▶ **Direction**
Render the material again word for word, skipping the pictures in it.

▶ **Exercise materials**
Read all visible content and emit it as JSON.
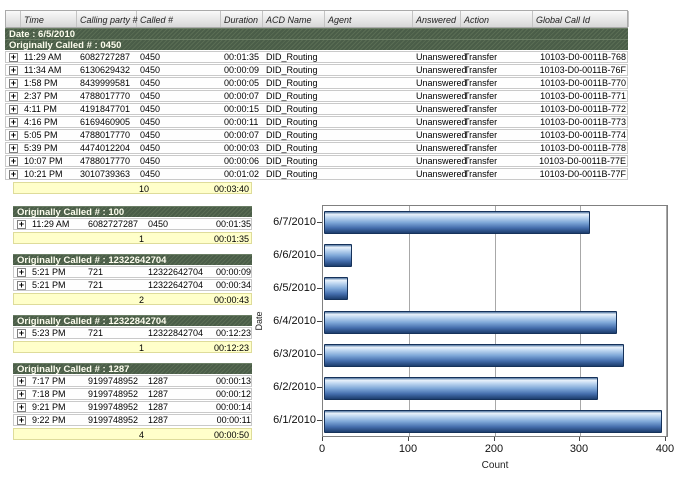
{
  "icons": {
    "expand": "+"
  },
  "colors": {
    "group_band_green": "#4d614c",
    "summary_yellow": "#ffffca",
    "bar_blue": "#5b8cc8",
    "header_gray": "#e3e3e3",
    "table_border": "#c9c9c9"
  },
  "table": {
    "headers": [
      "",
      "Time",
      "Calling party #",
      "Called #",
      "Duration",
      "ACD Name",
      "Agent",
      "Answered",
      "Action",
      "Global Call Id"
    ],
    "date_label": "Date : 6/5/2010",
    "groups": [
      {
        "label": "Originally Called # : 0450",
        "wide": true,
        "rows": [
          {
            "time": "11:29 AM",
            "calling": "6082727287",
            "called": "0450",
            "duration": "00:01:35",
            "acd": "DID_Routing",
            "agent": "",
            "answered": "Unanswered",
            "action": "Transfer",
            "global_id": "10103-D0-0011B-768"
          },
          {
            "time": "11:34 AM",
            "calling": "6130629432",
            "called": "0450",
            "duration": "00:00:09",
            "acd": "DID_Routing",
            "agent": "",
            "answered": "Unanswered",
            "action": "Transfer",
            "global_id": "10103-D0-0011B-76F"
          },
          {
            "time": "1:58 PM",
            "calling": "8439999581",
            "called": "0450",
            "duration": "00:00:05",
            "acd": "DID_Routing",
            "agent": "",
            "answered": "Unanswered",
            "action": "Transfer",
            "global_id": "10103-D0-0011B-770"
          },
          {
            "time": "2:37 PM",
            "calling": "4788017770",
            "called": "0450",
            "duration": "00:00:07",
            "acd": "DID_Routing",
            "agent": "",
            "answered": "Unanswered",
            "action": "Transfer",
            "global_id": "10103-D0-0011B-771"
          },
          {
            "time": "4:11 PM",
            "calling": "4191847701",
            "called": "0450",
            "duration": "00:00:15",
            "acd": "DID_Routing",
            "agent": "",
            "answered": "Unanswered",
            "action": "Transfer",
            "global_id": "10103-D0-0011B-772"
          },
          {
            "time": "4:16 PM",
            "calling": "6169460905",
            "called": "0450",
            "duration": "00:00:11",
            "acd": "DID_Routing",
            "agent": "",
            "answered": "Unanswered",
            "action": "Transfer",
            "global_id": "10103-D0-0011B-773"
          },
          {
            "time": "5:05 PM",
            "calling": "4788017770",
            "called": "0450",
            "duration": "00:00:07",
            "acd": "DID_Routing",
            "agent": "",
            "answered": "Unanswered",
            "action": "Transfer",
            "global_id": "10103-D0-0011B-774"
          },
          {
            "time": "5:39 PM",
            "calling": "4474012204",
            "called": "0450",
            "duration": "00:00:03",
            "acd": "DID_Routing",
            "agent": "",
            "answered": "Unanswered",
            "action": "Transfer",
            "global_id": "10103-D0-0011B-778"
          },
          {
            "time": "10:07 PM",
            "calling": "4788017770",
            "called": "0450",
            "duration": "00:00:06",
            "acd": "DID_Routing",
            "agent": "",
            "answered": "Unanswered",
            "action": "Transfer",
            "global_id": "10103-D0-0011B-77E"
          },
          {
            "time": "10:21 PM",
            "calling": "3010739363",
            "called": "0450",
            "duration": "00:01:02",
            "acd": "DID_Routing",
            "agent": "",
            "answered": "Unanswered",
            "action": "Transfer",
            "global_id": "10103-D0-0011B-77F"
          }
        ],
        "summary": {
          "count": "10",
          "total_duration": "00:03:40"
        }
      },
      {
        "label": "Originally Called # : 100",
        "wide": false,
        "rows": [
          {
            "time": "11:29 AM",
            "calling": "6082727287",
            "called": "0450",
            "duration": "00:01:35"
          }
        ],
        "summary": {
          "count": "1",
          "total_duration": "00:01:35"
        }
      },
      {
        "label": "Originally Called # : 12322642704",
        "wide": false,
        "rows": [
          {
            "time": "5:21 PM",
            "calling": "721",
            "called": "12322642704",
            "duration": "00:00:09"
          },
          {
            "time": "5:21 PM",
            "calling": "721",
            "called": "12322642704",
            "duration": "00:00:34"
          }
        ],
        "summary": {
          "count": "2",
          "total_duration": "00:00:43"
        }
      },
      {
        "label": "Originally Called # : 12322842704",
        "wide": false,
        "rows": [
          {
            "time": "5:23 PM",
            "calling": "721",
            "called": "12322842704",
            "duration": "00:12:23"
          }
        ],
        "summary": {
          "count": "1",
          "total_duration": "00:12:23"
        }
      },
      {
        "label": "Originally Called # : 1287",
        "wide": false,
        "rows": [
          {
            "time": "7:17 PM",
            "calling": "9199748952",
            "called": "1287",
            "duration": "00:00:13"
          },
          {
            "time": "7:18 PM",
            "calling": "9199748952",
            "called": "1287",
            "duration": "00:00:12"
          },
          {
            "time": "9:21 PM",
            "calling": "9199748952",
            "called": "1287",
            "duration": "00:00:14"
          },
          {
            "time": "9:22 PM",
            "calling": "9199748952",
            "called": "1287",
            "duration": "00:00:11"
          }
        ],
        "summary": {
          "count": "4",
          "total_duration": "00:00:50"
        }
      }
    ]
  },
  "chart_data": {
    "type": "bar",
    "orientation": "horizontal",
    "categories": [
      "6/7/2010",
      "6/6/2010",
      "6/5/2010",
      "6/4/2010",
      "6/3/2010",
      "6/2/2010",
      "6/1/2010"
    ],
    "values": [
      310,
      33,
      28,
      342,
      350,
      320,
      394
    ],
    "title": "",
    "xlabel": "Count",
    "ylabel": "Date",
    "xlim": [
      0,
      400
    ],
    "xticks": [
      0,
      100,
      200,
      300,
      400
    ],
    "grid": true,
    "legend": false
  }
}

▶ **Output for this task**
Read all visible content and emit it as JSON.
{
  "icons": {
    "expand": "+"
  },
  "colors": {
    "group_band_green": "#4d614c",
    "summary_yellow": "#ffffca",
    "bar_blue": "#5b8cc8",
    "header_gray": "#e3e3e3",
    "table_border": "#c9c9c9"
  },
  "table": {
    "headers": [
      "",
      "Time",
      "Calling party #",
      "Called #",
      "Duration",
      "ACD Name",
      "Agent",
      "Answered",
      "Action",
      "Global Call Id"
    ],
    "date_label": "Date : 6/5/2010",
    "groups": [
      {
        "label": "Originally Called # : 0450",
        "wide": true,
        "rows": [
          {
            "time": "11:29 AM",
            "calling": "6082727287",
            "called": "0450",
            "duration": "00:01:35",
            "acd": "DID_Routing",
            "agent": "",
            "answered": "Unanswered",
            "action": "Transfer",
            "global_id": "10103-D0-0011B-768"
          },
          {
            "time": "11:34 AM",
            "calling": "6130629432",
            "called": "0450",
            "duration": "00:00:09",
            "acd": "DID_Routing",
            "agent": "",
            "answered": "Unanswered",
            "action": "Transfer",
            "global_id": "10103-D0-0011B-76F"
          },
          {
            "time": "1:58 PM",
            "calling": "8439999581",
            "called": "0450",
            "duration": "00:00:05",
            "acd": "DID_Routing",
            "agent": "",
            "answered": "Unanswered",
            "action": "Transfer",
            "global_id": "10103-D0-0011B-770"
          },
          {
            "time": "2:37 PM",
            "calling": "4788017770",
            "called": "0450",
            "duration": "00:00:07",
            "acd": "DID_Routing",
            "agent": "",
            "answered": "Unanswered",
            "action": "Transfer",
            "global_id": "10103-D0-0011B-771"
          },
          {
            "time": "4:11 PM",
            "calling": "4191847701",
            "called": "0450",
            "duration": "00:00:15",
            "acd": "DID_Routing",
            "agent": "",
            "answered": "Unanswered",
            "action": "Transfer",
            "global_id": "10103-D0-0011B-772"
          },
          {
            "time": "4:16 PM",
            "calling": "6169460905",
            "called": "0450",
            "duration": "00:00:11",
            "acd": "DID_Routing",
            "agent": "",
            "answered": "Unanswered",
            "action": "Transfer",
            "global_id": "10103-D0-0011B-773"
          },
          {
            "time": "5:05 PM",
            "calling": "4788017770",
            "called": "0450",
            "duration": "00:00:07",
            "acd": "DID_Routing",
            "agent": "",
            "answered": "Unanswered",
            "action": "Transfer",
            "global_id": "10103-D0-0011B-774"
          },
          {
            "time": "5:39 PM",
            "calling": "4474012204",
            "called": "0450",
            "duration": "00:00:03",
            "acd": "DID_Routing",
            "agent": "",
            "answered": "Unanswered",
            "action": "Transfer",
            "global_id": "10103-D0-0011B-778"
          },
          {
            "time": "10:07 PM",
            "calling": "4788017770",
            "called": "0450",
            "duration": "00:00:06",
            "acd": "DID_Routing",
            "agent": "",
            "answered": "Unanswered",
            "action": "Transfer",
            "global_id": "10103-D0-0011B-77E"
          },
          {
            "time": "10:21 PM",
            "calling": "3010739363",
            "called": "0450",
            "duration": "00:01:02",
            "acd": "DID_Routing",
            "agent": "",
            "answered": "Unanswered",
            "action": "Transfer",
            "global_id": "10103-D0-0011B-77F"
          }
        ],
        "summary": {
          "count": "10",
          "total_duration": "00:03:40"
        }
      },
      {
        "label": "Originally Called # : 100",
        "wide": false,
        "rows": [
          {
            "time": "11:29 AM",
            "calling": "6082727287",
            "called": "0450",
            "duration": "00:01:35"
          }
        ],
        "summary": {
          "count": "1",
          "total_duration": "00:01:35"
        }
      },
      {
        "label": "Originally Called # : 12322642704",
        "wide": false,
        "rows": [
          {
            "time": "5:21 PM",
            "calling": "721",
            "called": "12322642704",
            "duration": "00:00:09"
          },
          {
            "time": "5:21 PM",
            "calling": "721",
            "called": "12322642704",
            "duration": "00:00:34"
          }
        ],
        "summary": {
          "count": "2",
          "total_duration": "00:00:43"
        }
      },
      {
        "label": "Originally Called # : 12322842704",
        "wide": false,
        "rows": [
          {
            "time": "5:23 PM",
            "calling": "721",
            "called": "12322842704",
            "duration": "00:12:23"
          }
        ],
        "summary": {
          "count": "1",
          "total_duration": "00:12:23"
        }
      },
      {
        "label": "Originally Called # : 1287",
        "wide": false,
        "rows": [
          {
            "time": "7:17 PM",
            "calling": "9199748952",
            "called": "1287",
            "duration": "00:00:13"
          },
          {
            "time": "7:18 PM",
            "calling": "9199748952",
            "called": "1287",
            "duration": "00:00:12"
          },
          {
            "time": "9:21 PM",
            "calling": "9199748952",
            "called": "1287",
            "duration": "00:00:14"
          },
          {
            "time": "9:22 PM",
            "calling": "9199748952",
            "called": "1287",
            "duration": "00:00:11"
          }
        ],
        "summary": {
          "count": "4",
          "total_duration": "00:00:50"
        }
      }
    ]
  },
  "chart_data": {
    "type": "bar",
    "orientation": "horizontal",
    "categories": [
      "6/7/2010",
      "6/6/2010",
      "6/5/2010",
      "6/4/2010",
      "6/3/2010",
      "6/2/2010",
      "6/1/2010"
    ],
    "values": [
      310,
      33,
      28,
      342,
      350,
      320,
      394
    ],
    "title": "",
    "xlabel": "Count",
    "ylabel": "Date",
    "xlim": [
      0,
      400
    ],
    "xticks": [
      0,
      100,
      200,
      300,
      400
    ],
    "grid": true,
    "legend": false
  }
}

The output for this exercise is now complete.